Problem to solve
Scan the entries below and extract each line with the word "JSON" in it.

─── Source data

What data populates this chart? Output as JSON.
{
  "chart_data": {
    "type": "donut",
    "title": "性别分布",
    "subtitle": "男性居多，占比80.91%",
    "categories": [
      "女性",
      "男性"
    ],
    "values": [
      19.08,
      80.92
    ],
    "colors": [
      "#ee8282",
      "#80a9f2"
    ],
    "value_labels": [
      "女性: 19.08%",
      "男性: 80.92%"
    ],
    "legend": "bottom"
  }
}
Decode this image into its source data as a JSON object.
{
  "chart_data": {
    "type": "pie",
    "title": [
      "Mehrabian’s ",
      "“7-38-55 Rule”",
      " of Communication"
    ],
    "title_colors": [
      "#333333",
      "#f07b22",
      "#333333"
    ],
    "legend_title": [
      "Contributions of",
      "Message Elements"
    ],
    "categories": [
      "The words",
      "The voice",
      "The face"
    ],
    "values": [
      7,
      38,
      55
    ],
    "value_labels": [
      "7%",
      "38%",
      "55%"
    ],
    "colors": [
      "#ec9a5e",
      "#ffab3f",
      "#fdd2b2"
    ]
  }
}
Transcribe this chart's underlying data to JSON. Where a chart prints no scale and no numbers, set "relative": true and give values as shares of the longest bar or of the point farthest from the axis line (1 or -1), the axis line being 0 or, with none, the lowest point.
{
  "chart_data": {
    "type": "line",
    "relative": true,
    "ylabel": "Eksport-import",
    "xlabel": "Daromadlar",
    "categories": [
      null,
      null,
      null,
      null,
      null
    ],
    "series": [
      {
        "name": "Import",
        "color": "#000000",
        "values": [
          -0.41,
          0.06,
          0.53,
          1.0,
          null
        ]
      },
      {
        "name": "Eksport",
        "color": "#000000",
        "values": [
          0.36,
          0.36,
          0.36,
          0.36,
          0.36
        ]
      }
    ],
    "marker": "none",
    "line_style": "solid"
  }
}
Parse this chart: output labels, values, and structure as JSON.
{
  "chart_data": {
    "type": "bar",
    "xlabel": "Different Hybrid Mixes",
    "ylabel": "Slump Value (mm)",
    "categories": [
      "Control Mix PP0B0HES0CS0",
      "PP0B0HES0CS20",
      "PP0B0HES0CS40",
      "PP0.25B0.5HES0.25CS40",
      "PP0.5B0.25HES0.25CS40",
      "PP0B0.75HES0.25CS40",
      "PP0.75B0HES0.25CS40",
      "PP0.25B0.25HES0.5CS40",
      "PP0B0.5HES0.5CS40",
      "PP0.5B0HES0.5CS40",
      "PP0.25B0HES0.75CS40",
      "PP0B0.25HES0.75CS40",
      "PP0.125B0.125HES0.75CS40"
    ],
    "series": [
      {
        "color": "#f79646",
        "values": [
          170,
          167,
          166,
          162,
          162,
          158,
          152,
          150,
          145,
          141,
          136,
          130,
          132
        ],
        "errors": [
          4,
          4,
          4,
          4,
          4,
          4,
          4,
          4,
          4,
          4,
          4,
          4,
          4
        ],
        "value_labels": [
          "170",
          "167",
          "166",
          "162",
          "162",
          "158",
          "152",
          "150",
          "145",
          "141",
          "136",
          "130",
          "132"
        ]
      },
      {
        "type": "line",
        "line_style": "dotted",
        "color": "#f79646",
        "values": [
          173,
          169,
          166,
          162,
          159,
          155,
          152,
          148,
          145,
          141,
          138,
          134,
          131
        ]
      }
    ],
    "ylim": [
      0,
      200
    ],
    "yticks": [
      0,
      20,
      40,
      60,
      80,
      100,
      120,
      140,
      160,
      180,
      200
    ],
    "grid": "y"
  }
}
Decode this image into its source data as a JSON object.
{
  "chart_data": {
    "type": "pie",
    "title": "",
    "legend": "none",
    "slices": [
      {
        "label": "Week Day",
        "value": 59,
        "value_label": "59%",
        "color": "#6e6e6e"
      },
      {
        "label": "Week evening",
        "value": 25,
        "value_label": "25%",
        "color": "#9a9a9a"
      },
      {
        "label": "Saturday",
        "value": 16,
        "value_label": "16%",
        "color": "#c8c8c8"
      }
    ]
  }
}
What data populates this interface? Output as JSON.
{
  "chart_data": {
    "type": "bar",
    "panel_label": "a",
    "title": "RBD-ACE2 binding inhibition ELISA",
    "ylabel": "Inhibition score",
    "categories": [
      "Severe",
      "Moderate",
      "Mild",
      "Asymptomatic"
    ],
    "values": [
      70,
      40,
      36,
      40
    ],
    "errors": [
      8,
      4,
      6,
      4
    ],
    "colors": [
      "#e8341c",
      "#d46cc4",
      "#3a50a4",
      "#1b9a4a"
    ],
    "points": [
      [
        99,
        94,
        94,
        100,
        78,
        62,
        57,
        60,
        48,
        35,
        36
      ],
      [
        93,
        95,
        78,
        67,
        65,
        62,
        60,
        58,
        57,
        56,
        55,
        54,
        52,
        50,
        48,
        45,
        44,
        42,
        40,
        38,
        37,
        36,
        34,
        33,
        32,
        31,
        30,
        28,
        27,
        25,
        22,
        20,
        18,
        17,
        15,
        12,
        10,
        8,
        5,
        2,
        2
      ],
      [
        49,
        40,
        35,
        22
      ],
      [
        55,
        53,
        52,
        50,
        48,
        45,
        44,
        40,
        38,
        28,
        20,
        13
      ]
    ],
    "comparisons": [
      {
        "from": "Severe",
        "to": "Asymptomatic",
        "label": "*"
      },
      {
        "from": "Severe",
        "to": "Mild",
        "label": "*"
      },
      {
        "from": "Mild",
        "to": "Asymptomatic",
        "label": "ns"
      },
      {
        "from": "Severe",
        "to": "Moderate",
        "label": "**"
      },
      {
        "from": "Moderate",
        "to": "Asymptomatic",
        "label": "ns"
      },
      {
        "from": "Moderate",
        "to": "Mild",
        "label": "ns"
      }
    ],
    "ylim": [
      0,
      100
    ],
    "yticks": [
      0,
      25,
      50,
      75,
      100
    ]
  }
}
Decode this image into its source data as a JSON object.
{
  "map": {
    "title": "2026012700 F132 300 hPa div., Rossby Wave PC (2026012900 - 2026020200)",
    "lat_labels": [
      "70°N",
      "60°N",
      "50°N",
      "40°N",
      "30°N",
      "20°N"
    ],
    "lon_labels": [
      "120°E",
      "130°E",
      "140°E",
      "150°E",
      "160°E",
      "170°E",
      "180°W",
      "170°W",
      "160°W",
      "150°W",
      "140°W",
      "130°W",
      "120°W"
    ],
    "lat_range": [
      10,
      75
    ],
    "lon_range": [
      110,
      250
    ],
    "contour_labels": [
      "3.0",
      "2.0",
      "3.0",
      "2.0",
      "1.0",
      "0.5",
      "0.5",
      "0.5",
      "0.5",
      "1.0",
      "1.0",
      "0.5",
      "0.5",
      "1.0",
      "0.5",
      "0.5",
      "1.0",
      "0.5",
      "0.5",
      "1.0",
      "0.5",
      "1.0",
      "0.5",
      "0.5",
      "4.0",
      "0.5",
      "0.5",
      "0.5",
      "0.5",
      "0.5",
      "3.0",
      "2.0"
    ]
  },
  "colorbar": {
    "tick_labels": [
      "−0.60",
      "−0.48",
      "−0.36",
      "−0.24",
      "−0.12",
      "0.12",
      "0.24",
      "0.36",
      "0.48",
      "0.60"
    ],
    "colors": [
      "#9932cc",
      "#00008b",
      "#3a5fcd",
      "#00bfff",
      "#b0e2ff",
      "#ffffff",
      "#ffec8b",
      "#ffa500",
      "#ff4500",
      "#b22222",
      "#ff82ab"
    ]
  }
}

──────

Output of the task
What data populates this chart? Output as JSON.
Decode this image into its source data as a JSON object.
Transcribe this chart's underlying data to JSON. Where a chart prints no scale and no numbers, set "relative": true and give values as shares of the longest bar or of the point farthest from the axis line (1 or -1), the axis line being 0 or, with none, the lowest point.
Parse this chart: output labels, values, and structure as JSON.
Decode this image into its source data as a JSON object.
What data populates this interface? Output as JSON.
Decode this image into its source data as a JSON object.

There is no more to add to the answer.